▶ Exercise brief
Copy these lines word for word, leaving out the pictures.

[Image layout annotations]
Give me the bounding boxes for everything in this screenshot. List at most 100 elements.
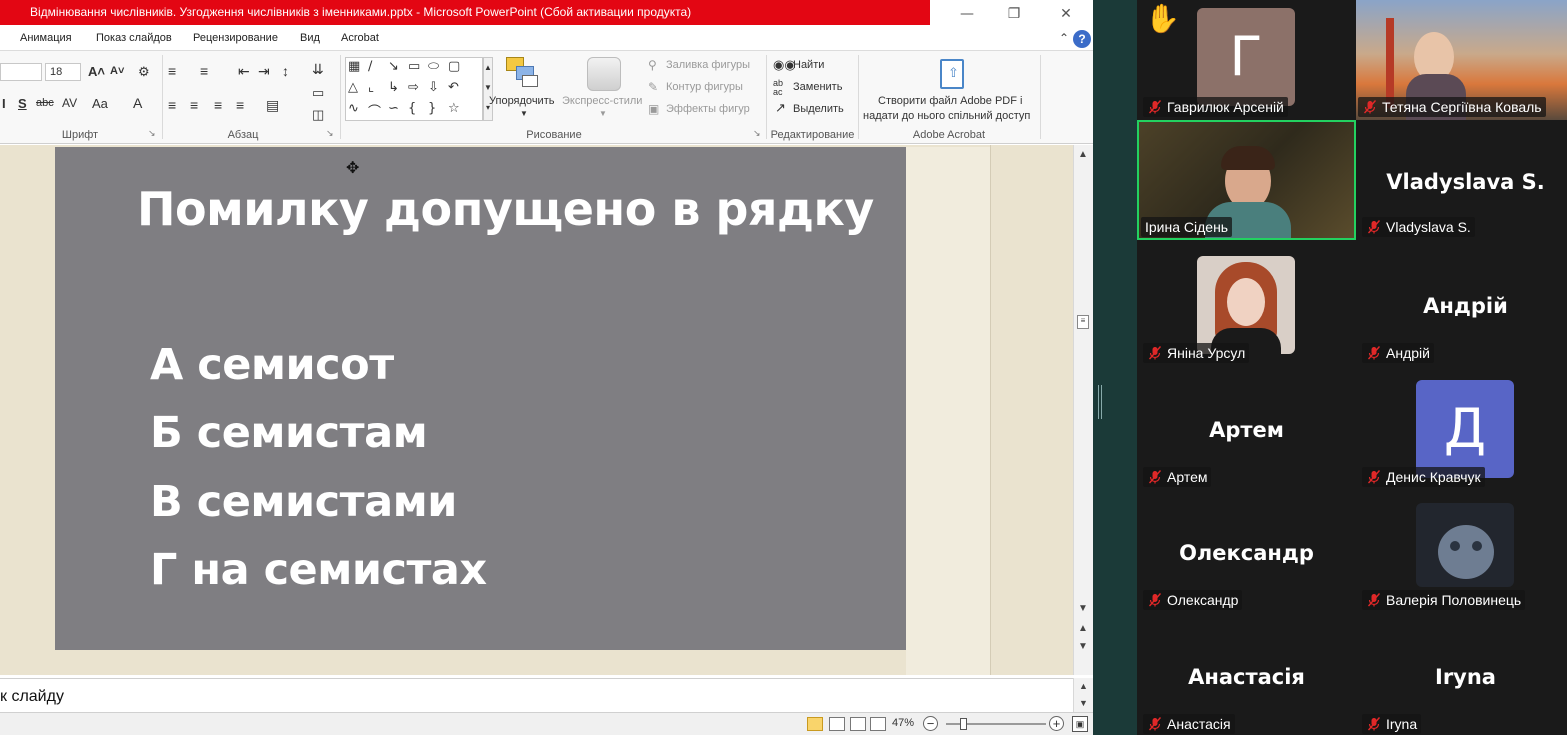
participant-tile[interactable]: Валерія Половинець (1356, 493, 1567, 613)
divider-grip[interactable] (1098, 385, 1102, 419)
pane-divider[interactable] (1093, 0, 1137, 735)
align-left-icon[interactable]: ≡ (168, 97, 176, 113)
arrange-button[interactable]: Упорядочить (489, 95, 554, 107)
tab-acrobat[interactable]: Acrobat (341, 32, 379, 44)
slide-option-b[interactable]: Б семистам (150, 408, 428, 458)
close-icon[interactable]: ✕ (1054, 4, 1078, 24)
justify-icon[interactable]: ≡ (236, 97, 244, 113)
notes-pane[interactable]: к слайду (0, 678, 1073, 712)
participant-tile[interactable]: Г ✋ Гаврилюк Арсеній (1137, 0, 1356, 120)
line-spacing-icon[interactable]: ↕ (282, 63, 289, 79)
increase-indent-icon[interactable]: ⇥ (258, 63, 270, 80)
arrange-icon[interactable] (506, 57, 540, 91)
paragraph-dialog-launcher-icon[interactable]: ↘ (326, 128, 334, 139)
notes-scroll-up-icon[interactable]: ▲ (1079, 681, 1088, 691)
align-right-icon[interactable]: ≡ (214, 97, 222, 113)
clear-format-icon[interactable]: ⚙ (138, 64, 150, 80)
change-case-icon[interactable]: Aa (92, 96, 108, 111)
tab-review[interactable]: Рецензирование (193, 32, 278, 44)
replace-button[interactable]: Заменить (793, 81, 842, 93)
select-cursor-icon: ↗ (775, 100, 786, 115)
participant-tile[interactable]: Iryna Iryna (1356, 617, 1567, 735)
text-direction-icon[interactable]: ⇊ (312, 61, 324, 78)
align-center-icon[interactable]: ≡ (190, 97, 198, 113)
scroll-down-icon[interactable]: ▼ (1078, 603, 1088, 614)
participant-tile[interactable]: Яніна Урсул (1137, 246, 1356, 366)
tab-animation[interactable]: Анимация (20, 32, 72, 44)
shape-outline-button[interactable]: Контур фигуры (666, 81, 743, 93)
collapse-ribbon-icon[interactable]: ⌃ (1059, 31, 1069, 45)
notes-placeholder[interactable]: к слайду (0, 688, 64, 706)
slide-sorter-icon[interactable] (829, 717, 845, 731)
next-slide-icon[interactable]: ▼ (1078, 641, 1088, 652)
shadow-icon[interactable]: S (18, 96, 27, 111)
shape-fill-button[interactable]: Заливка фигуры (666, 59, 750, 71)
select-button[interactable]: Выделить (793, 103, 844, 115)
numbering-icon[interactable]: ≡ (200, 63, 208, 79)
zoom-slider-thumb[interactable] (960, 718, 967, 730)
participant-tile-active-speaker[interactable]: Ірина Сідень (1137, 120, 1356, 240)
participant-tile[interactable]: Андрій Андрій (1356, 246, 1567, 366)
columns-icon[interactable]: ▤ (266, 97, 279, 114)
find-button[interactable]: Найти (793, 59, 824, 71)
smartart-icon[interactable]: ◫ (312, 107, 324, 123)
create-pdf-icon[interactable]: ⇧ (940, 59, 964, 89)
drawing-dialog-launcher-icon[interactable]: ↘ (753, 128, 761, 139)
normal-view-icon[interactable] (807, 717, 823, 731)
grow-font-icon[interactable]: A˄ (88, 64, 105, 79)
scroll-up-icon[interactable]: ▲ (1078, 149, 1088, 160)
restore-icon[interactable]: ❐ (1002, 4, 1026, 24)
quick-styles-button[interactable]: Экспресс-стили (562, 95, 642, 107)
arrange-dropdown-icon[interactable]: ▼ (520, 109, 528, 118)
participant-tile[interactable]: Олександр Олександр (1137, 493, 1356, 613)
font-name-box[interactable] (0, 63, 42, 81)
acrobat-line2[interactable]: надати до нього спільний доступ (863, 110, 1030, 122)
strikethrough-icon[interactable]: abc (36, 97, 54, 109)
font-color-icon[interactable]: A (133, 95, 142, 111)
participant-tile[interactable]: Д Денис Кравчук (1356, 370, 1567, 490)
slide-edit-area[interactable]: Помилку допущено в рядку А семисот Б сем… (0, 145, 1073, 675)
reading-view-icon[interactable] (850, 717, 866, 731)
scroll-thumb[interactable]: ≡ (1077, 315, 1089, 329)
minimize-icon[interactable]: — (955, 4, 979, 24)
tab-slideshow[interactable]: Показ слайдов (96, 32, 172, 44)
quick-styles-dropdown-icon[interactable]: ▼ (599, 109, 607, 118)
shapes-gallery[interactable]: ▦ ∕ ↘ ▭ ⬭ ▢ △ ⌞ ↳ ⇨ ⇩ ↶ ∿ ⌒ ∽ { } ☆ (345, 57, 483, 121)
decrease-indent-icon[interactable]: ⇤ (238, 63, 250, 80)
slide-heading[interactable]: Помилку допущено в рядку (137, 182, 874, 236)
font-group-label: Шрифт (61, 129, 99, 141)
align-text-icon[interactable]: ▭ (312, 85, 324, 101)
previous-slide-icon[interactable]: ▲ (1078, 623, 1088, 634)
shape-effects-button[interactable]: Эффекты фигур (666, 103, 750, 115)
italic-icon[interactable]: I (2, 96, 6, 111)
slide-option-d[interactable]: Г на семистах (150, 545, 487, 595)
zoom-out-icon[interactable]: − (923, 716, 938, 731)
vertical-scrollbar[interactable]: ▲ ≡ ▼ ▲ ▼ (1073, 145, 1093, 675)
acrobat-line1[interactable]: Створити файл Adobe PDF і (878, 95, 1022, 107)
zoom-in-icon[interactable]: + (1049, 716, 1064, 731)
zoom-level[interactable]: 47% (892, 717, 914, 729)
participant-tile[interactable]: Анастасія Анастасія (1137, 617, 1356, 735)
shrink-font-icon[interactable]: A˅ (110, 65, 124, 77)
participant-tile[interactable]: Тетяна Сергіївна Коваль (1356, 0, 1567, 120)
slideshow-view-icon[interactable] (870, 717, 886, 731)
bullets-icon[interactable]: ≡ (168, 63, 176, 79)
participant-name: Валерія Половинець (1386, 592, 1522, 608)
help-icon[interactable]: ? (1073, 30, 1091, 48)
participant-tile[interactable]: Артем Артем (1137, 370, 1356, 490)
quick-styles-icon[interactable] (587, 57, 621, 91)
notes-scrollbar[interactable]: ▲ ▼ (1073, 678, 1093, 712)
avatar-photo (1416, 503, 1514, 587)
notes-scroll-down-icon[interactable]: ▼ (1079, 698, 1088, 708)
font-size-box[interactable]: 18 (45, 63, 81, 81)
slide-option-a[interactable]: А семисот (150, 340, 394, 390)
slide-option-c[interactable]: В семистами (150, 477, 457, 527)
fit-slide-icon[interactable]: ▣ (1072, 716, 1088, 732)
title-bar[interactable]: Відмінювання числівників. Узгодження чис… (0, 0, 1093, 28)
participant-tile[interactable]: Vladyslava S. Vladyslava S. (1356, 120, 1567, 240)
shapes-gallery-scroll[interactable]: ▲ ▼ ▾ (483, 57, 493, 121)
slide-canvas[interactable]: Помилку допущено в рядку А семисот Б сем… (55, 147, 906, 650)
font-dialog-launcher-icon[interactable]: ↘ (148, 128, 156, 139)
tab-view[interactable]: Вид (300, 32, 320, 44)
char-spacing-icon[interactable]: AV (62, 96, 77, 110)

▶ Response to this task
Give me the bounding boxes for everything in this screenshot. List at most 100 elements.
participant-tile[interactable]: Валерія Половинець (1356, 493, 1567, 613)
divider-grip[interactable] (1098, 385, 1102, 419)
pane-divider[interactable] (1093, 0, 1137, 735)
align-left-icon[interactable]: ≡ (168, 97, 176, 113)
arrange-button[interactable]: Упорядочить (489, 95, 554, 107)
tab-acrobat[interactable]: Acrobat (341, 32, 379, 44)
slide-option-b[interactable]: Б семистам (150, 408, 428, 458)
close-icon[interactable]: ✕ (1054, 4, 1078, 24)
justify-icon[interactable]: ≡ (236, 97, 244, 113)
notes-pane[interactable]: к слайду (0, 678, 1073, 712)
participant-tile[interactable]: Г ✋ Гаврилюк Арсеній (1137, 0, 1356, 120)
line-spacing-icon[interactable]: ↕ (282, 63, 289, 79)
increase-indent-icon[interactable]: ⇥ (258, 63, 270, 80)
arrange-icon[interactable] (506, 57, 540, 91)
paragraph-dialog-launcher-icon[interactable]: ↘ (326, 128, 334, 139)
notes-scroll-up-icon[interactable]: ▲ (1079, 681, 1088, 691)
align-right-icon[interactable]: ≡ (214, 97, 222, 113)
clear-format-icon[interactable]: ⚙ (138, 64, 150, 80)
change-case-icon[interactable]: Aa (92, 96, 108, 111)
tab-review[interactable]: Рецензирование (193, 32, 278, 44)
replace-button[interactable]: Заменить (793, 81, 842, 93)
select-cursor-icon: ↗ (775, 100, 786, 115)
participant-tile[interactable]: Iryna Iryna (1356, 617, 1567, 735)
text-direction-icon[interactable]: ⇊ (312, 61, 324, 78)
align-center-icon[interactable]: ≡ (190, 97, 198, 113)
scroll-down-icon[interactable]: ▼ (1078, 603, 1088, 614)
participant-tile[interactable]: Яніна Урсул (1137, 246, 1356, 366)
tab-animation[interactable]: Анимация (20, 32, 72, 44)
shape-outline-button[interactable]: Контур фигуры (666, 81, 743, 93)
collapse-ribbon-icon[interactable]: ⌃ (1059, 31, 1069, 45)
notes-placeholder[interactable]: к слайду (0, 688, 64, 706)
slide-sorter-icon[interactable] (829, 717, 845, 731)
next-slide-icon[interactable]: ▼ (1078, 641, 1088, 652)
shadow-icon[interactable]: S (18, 96, 27, 111)
shape-fill-button[interactable]: Заливка фигуры (666, 59, 750, 71)
select-button[interactable]: Выделить (793, 103, 844, 115)
numbering-icon[interactable]: ≡ (200, 63, 208, 79)
zoom-slider-thumb[interactable] (960, 718, 967, 730)
participant-tile-active-speaker[interactable]: Ірина Сідень (1137, 120, 1356, 240)
participant-tile[interactable]: Андрій Андрій (1356, 246, 1567, 366)
columns-icon[interactable]: ▤ (266, 97, 279, 114)
find-button[interactable]: Найти (793, 59, 824, 71)
smartart-icon[interactable]: ◫ (312, 107, 324, 123)
create-pdf-icon[interactable]: ⇧ (940, 59, 964, 89)
drawing-dialog-launcher-icon[interactable]: ↘ (753, 128, 761, 139)
normal-view-icon[interactable] (807, 717, 823, 731)
grow-font-icon[interactable]: A˄ (88, 64, 105, 79)
scroll-up-icon[interactable]: ▲ (1078, 149, 1088, 160)
restore-icon[interactable]: ❐ (1002, 4, 1026, 24)
quick-styles-button[interactable]: Экспресс-стили (562, 95, 642, 107)
arrange-dropdown-icon[interactable]: ▼ (520, 109, 528, 118)
participant-tile[interactable]: Олександр Олександр (1137, 493, 1356, 613)
font-name-box[interactable] (0, 63, 42, 81)
acrobat-line2[interactable]: надати до нього спільний доступ (863, 110, 1030, 122)
strikethrough-icon[interactable]: abc (36, 97, 54, 109)
font-color-icon[interactable]: A (133, 95, 142, 111)
participant-tile[interactable]: Д Денис Кравчук (1356, 370, 1567, 490)
slide-edit-area[interactable]: Помилку допущено в рядку А семисот Б сем… (0, 145, 1073, 675)
reading-view-icon[interactable] (850, 717, 866, 731)
scroll-thumb[interactable]: ≡ (1077, 315, 1089, 329)
minimize-icon[interactable]: — (955, 4, 979, 24)
tab-slideshow[interactable]: Показ слайдов (96, 32, 172, 44)
quick-styles-dropdown-icon[interactable]: ▼ (599, 109, 607, 118)
shapes-gallery[interactable]: ▦ ∕ ↘ ▭ ⬭ ▢ △ ⌞ ↳ ⇨ ⇩ ↶ ∿ ⌒ ∽ { } ☆ (345, 57, 483, 121)
decrease-indent-icon[interactable]: ⇤ (238, 63, 250, 80)
slide-heading[interactable]: Помилку допущено в рядку (137, 182, 874, 236)
font-group-label: Шрифт (61, 129, 99, 141)
align-text-icon[interactable]: ▭ (312, 85, 324, 101)
previous-slide-icon[interactable]: ▲ (1078, 623, 1088, 634)
shape-effects-button[interactable]: Эффекты фигур (666, 103, 750, 115)
italic-icon[interactable]: I (2, 96, 6, 111)
slide-option-d[interactable]: Г на семистах (150, 545, 487, 595)
zoom-out-icon[interactable]: − (923, 716, 938, 731)
vertical-scrollbar[interactable]: ▲ ≡ ▼ ▲ ▼ (1073, 145, 1093, 675)
acrobat-line1[interactable]: Створити файл Adobe PDF і (878, 95, 1022, 107)
zoom-in-icon[interactable]: + (1049, 716, 1064, 731)
zoom-level[interactable]: 47% (892, 717, 914, 729)
participant-tile[interactable]: Анастасія Анастасія (1137, 617, 1356, 735)
shrink-font-icon[interactable]: A˅ (110, 65, 124, 77)
participant-tile[interactable]: Тетяна Сергіївна Коваль (1356, 0, 1567, 120)
slideshow-view-icon[interactable] (870, 717, 886, 731)
bullets-icon[interactable]: ≡ (168, 63, 176, 79)
participant-name: Валерія Половинець (1386, 592, 1522, 608)
help-icon[interactable]: ? (1073, 30, 1091, 48)
participant-tile[interactable]: Артем Артем (1137, 370, 1356, 490)
quick-styles-icon[interactable] (587, 57, 621, 91)
notes-scrollbar[interactable]: ▲ ▼ (1073, 678, 1093, 712)
avatar-photo (1416, 503, 1514, 587)
notes-scroll-down-icon[interactable]: ▼ (1079, 698, 1088, 708)
font-size-box[interactable]: 18 (45, 63, 81, 81)
slide-option-a[interactable]: А семисот (150, 340, 394, 390)
slide-option-c[interactable]: В семистами (150, 477, 457, 527)
fit-slide-icon[interactable]: ▣ (1072, 716, 1088, 732)
title-bar[interactable]: Відмінювання числівників. Узгодження чис… (0, 0, 1093, 28)
participant-tile[interactable]: Vladyslava S. Vladyslava S. (1356, 120, 1567, 240)
shapes-gallery-scroll[interactable]: ▲ ▼ ▾ (483, 57, 493, 121)
slide-canvas[interactable]: Помилку допущено в рядку А семисот Б сем… (55, 147, 906, 650)
font-dialog-launcher-icon[interactable]: ↘ (148, 128, 156, 139)
tab-view[interactable]: Вид (300, 32, 320, 44)
char-spacing-icon[interactable]: AV (62, 96, 77, 110)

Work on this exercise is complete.